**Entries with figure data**
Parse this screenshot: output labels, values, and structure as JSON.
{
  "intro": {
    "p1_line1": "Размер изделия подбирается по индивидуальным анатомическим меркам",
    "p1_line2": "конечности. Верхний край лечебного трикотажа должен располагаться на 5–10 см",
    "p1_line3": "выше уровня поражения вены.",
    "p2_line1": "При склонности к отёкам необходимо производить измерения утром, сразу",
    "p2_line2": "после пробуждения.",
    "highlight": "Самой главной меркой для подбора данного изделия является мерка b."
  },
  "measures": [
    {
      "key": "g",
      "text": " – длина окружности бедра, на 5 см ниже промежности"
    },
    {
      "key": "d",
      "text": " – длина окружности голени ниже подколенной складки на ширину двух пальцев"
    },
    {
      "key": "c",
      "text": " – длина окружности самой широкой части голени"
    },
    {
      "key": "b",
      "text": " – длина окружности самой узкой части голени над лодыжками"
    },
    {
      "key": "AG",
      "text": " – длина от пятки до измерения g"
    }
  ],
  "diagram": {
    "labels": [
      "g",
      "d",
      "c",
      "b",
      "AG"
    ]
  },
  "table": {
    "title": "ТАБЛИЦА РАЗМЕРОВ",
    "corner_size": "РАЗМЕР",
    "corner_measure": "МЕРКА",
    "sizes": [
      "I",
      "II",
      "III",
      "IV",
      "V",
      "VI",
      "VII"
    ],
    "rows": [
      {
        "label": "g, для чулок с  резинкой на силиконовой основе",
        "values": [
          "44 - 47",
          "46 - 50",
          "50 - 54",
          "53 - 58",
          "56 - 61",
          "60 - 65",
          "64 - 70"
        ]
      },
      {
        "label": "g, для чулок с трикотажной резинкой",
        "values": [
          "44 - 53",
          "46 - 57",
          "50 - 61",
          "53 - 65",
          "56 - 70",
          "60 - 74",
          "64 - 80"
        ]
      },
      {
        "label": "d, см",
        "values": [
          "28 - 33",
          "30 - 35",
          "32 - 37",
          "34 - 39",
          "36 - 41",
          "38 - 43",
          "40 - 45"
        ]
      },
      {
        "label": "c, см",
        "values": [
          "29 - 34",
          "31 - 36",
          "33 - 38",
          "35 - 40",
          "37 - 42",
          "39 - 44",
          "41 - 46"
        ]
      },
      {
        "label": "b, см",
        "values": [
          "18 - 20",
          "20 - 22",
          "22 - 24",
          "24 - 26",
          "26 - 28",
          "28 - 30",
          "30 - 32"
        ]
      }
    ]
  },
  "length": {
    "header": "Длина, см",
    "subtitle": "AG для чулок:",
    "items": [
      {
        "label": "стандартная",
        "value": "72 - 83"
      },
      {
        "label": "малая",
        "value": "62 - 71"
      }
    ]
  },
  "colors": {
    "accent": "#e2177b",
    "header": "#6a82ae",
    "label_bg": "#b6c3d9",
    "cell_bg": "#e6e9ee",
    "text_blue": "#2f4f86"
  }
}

**What you will do**
Reproduce the listing in full. Keep it exactly as written.

**Written response**
Parse this screenshot: output labels, values, and structure as JSON.
{
  "intro": {
    "p1_line1": "Размер изделия подбирается по индивидуальным анатомическим меркам",
    "p1_line2": "конечности. Верхний край лечебного трикотажа должен располагаться на 5–10 см",
    "p1_line3": "выше уровня поражения вены.",
    "p2_line1": "При склонности к отёкам необходимо производить измерения утром, сразу",
    "p2_line2": "после пробуждения.",
    "highlight": "Самой главной меркой для подбора данного изделия является мерка b."
  },
  "measures": [
    {
      "key": "g",
      "text": " – длина окружности бедра, на 5 см ниже промежности"
    },
    {
      "key": "d",
      "text": " – длина окружности голени ниже подколенной складки на ширину двух пальцев"
    },
    {
      "key": "c",
      "text": " – длина окружности самой широкой части голени"
    },
    {
      "key": "b",
      "text": " – длина окружности самой узкой части голени над лодыжками"
    },
    {
      "key": "AG",
      "text": " – длина от пятки до измерения g"
    }
  ],
  "diagram": {
    "labels": [
      "g",
      "d",
      "c",
      "b",
      "AG"
    ]
  },
  "table": {
    "title": "ТАБЛИЦА РАЗМЕРОВ",
    "corner_size": "РАЗМЕР",
    "corner_measure": "МЕРКА",
    "sizes": [
      "I",
      "II",
      "III",
      "IV",
      "V",
      "VI",
      "VII"
    ],
    "rows": [
      {
        "label": "g, для чулок с  резинкой на силиконовой основе",
        "values": [
          "44 - 47",
          "46 - 50",
          "50 - 54",
          "53 - 58",
          "56 - 61",
          "60 - 65",
          "64 - 70"
        ]
      },
      {
        "label": "g, для чулок с трикотажной резинкой",
        "values": [
          "44 - 53",
          "46 - 57",
          "50 - 61",
          "53 - 65",
          "56 - 70",
          "60 - 74",
          "64 - 80"
        ]
      },
      {
        "label": "d, см",
        "values": [
          "28 - 33",
          "30 - 35",
          "32 - 37",
          "34 - 39",
          "36 - 41",
          "38 - 43",
          "40 - 45"
        ]
      },
      {
        "label": "c, см",
        "values": [
          "29 - 34",
          "31 - 36",
          "33 - 38",
          "35 - 40",
          "37 - 42",
          "39 - 44",
          "41 - 46"
        ]
      },
      {
        "label": "b, см",
        "values": [
          "18 - 20",
          "20 - 22",
          "22 - 24",
          "24 - 26",
          "26 - 28",
          "28 - 30",
          "30 - 32"
        ]
      }
    ]
  },
  "length": {
    "header": "Длина, см",
    "subtitle": "AG для чулок:",
    "items": [
      {
        "label": "стандартная",
        "value": "72 - 83"
      },
      {
        "label": "малая",
        "value": "62 - 71"
      }
    ]
  },
  "colors": {
    "accent": "#e2177b",
    "header": "#6a82ae",
    "label_bg": "#b6c3d9",
    "cell_bg": "#e6e9ee",
    "text_blue": "#2f4f86"
  }
}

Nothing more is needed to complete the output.